» **To be done**
Leave out any pictures and transcribe all other data below exactly.

++++ Information shown

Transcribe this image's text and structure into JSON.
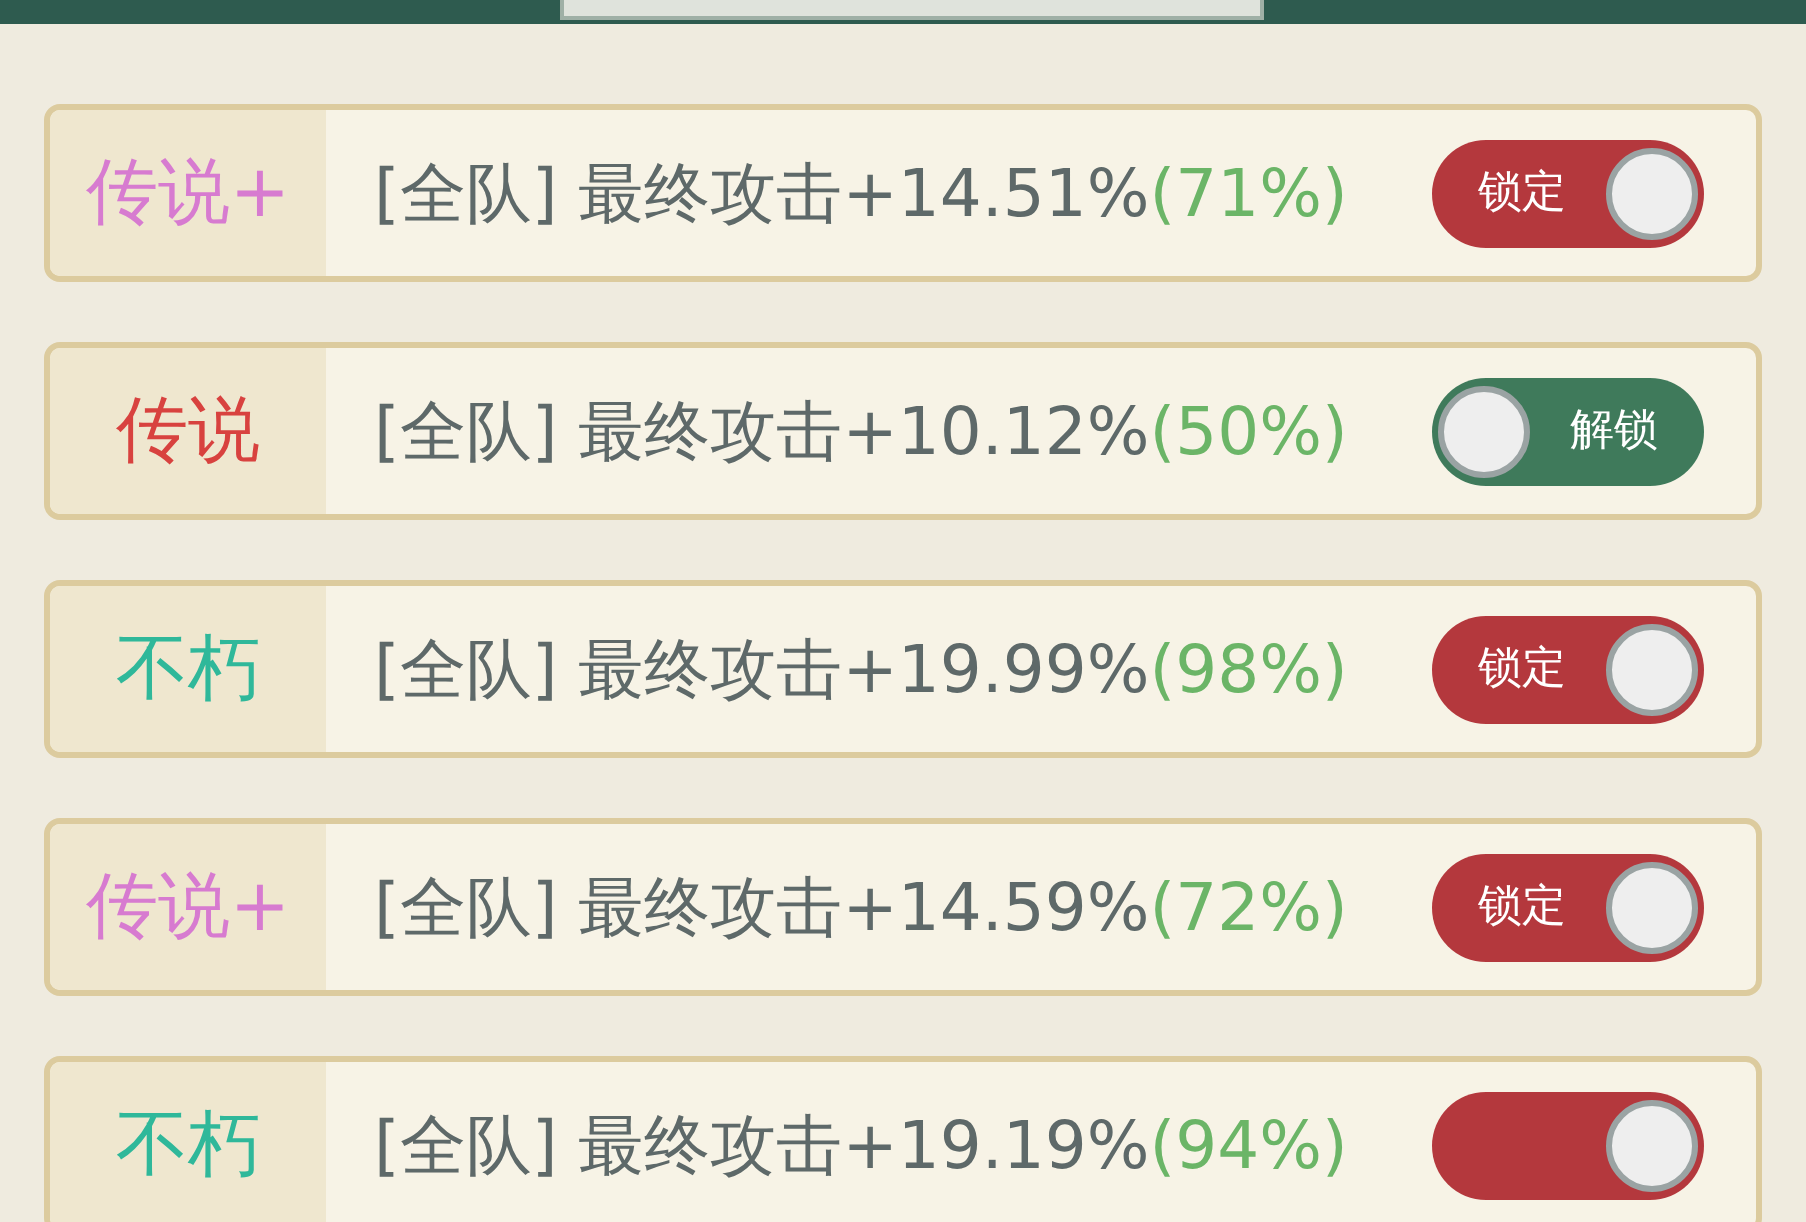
{
  "rows": [
    {
      "grade": {
        "text": "传说+",
        "color": "#d77bd0"
      },
      "stat": "[全队] 最终攻击+14.51%",
      "percent": "(71%)",
      "lock": {
        "label": "锁定",
        "locked": true
      }
    },
    {
      "grade": {
        "text": "传说",
        "color": "#d8423f"
      },
      "stat": "[全队] 最终攻击+10.12%",
      "percent": "(50%)",
      "lock": {
        "label": "解锁",
        "locked": false
      }
    },
    {
      "grade": {
        "text": "不朽",
        "color": "#2fb89a"
      },
      "stat": "[全队] 最终攻击+19.99%",
      "percent": "(98%)",
      "lock": {
        "label": "锁定",
        "locked": true
      }
    },
    {
      "grade": {
        "text": "传说+",
        "color": "#d77bd0"
      },
      "stat": "[全队] 最终攻击+14.59%",
      "percent": "(72%)",
      "lock": {
        "label": "锁定",
        "locked": true
      }
    },
    {
      "grade": {
        "text": "不朽",
        "color": "#2fb89a"
      },
      "stat": "[全队] 最终攻击+19.19%",
      "percent": "(94%)",
      "lock": {
        "locked": true
      }
    }
  ]
}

++++++++

» **Task result**
Transcribe this image's text and structure into JSON.
{
  "rows": [
    {
      "grade": {
        "text": "传说+",
        "color": "#d77bd0"
      },
      "stat": "[全队] 最终攻击+14.51%",
      "percent": "(71%)",
      "lock": {
        "label": "锁定",
        "locked": true
      }
    },
    {
      "grade": {
        "text": "传说",
        "color": "#d8423f"
      },
      "stat": "[全队] 最终攻击+10.12%",
      "percent": "(50%)",
      "lock": {
        "label": "解锁",
        "locked": false
      }
    },
    {
      "grade": {
        "text": "不朽",
        "color": "#2fb89a"
      },
      "stat": "[全队] 最终攻击+19.99%",
      "percent": "(98%)",
      "lock": {
        "label": "锁定",
        "locked": true
      }
    },
    {
      "grade": {
        "text": "传说+",
        "color": "#d77bd0"
      },
      "stat": "[全队] 最终攻击+14.59%",
      "percent": "(72%)",
      "lock": {
        "label": "锁定",
        "locked": true
      }
    },
    {
      "grade": {
        "text": "不朽",
        "color": "#2fb89a"
      },
      "stat": "[全队] 最终攻击+19.19%",
      "percent": "(94%)",
      "lock": {
        "locked": true
      }
    }
  ]
}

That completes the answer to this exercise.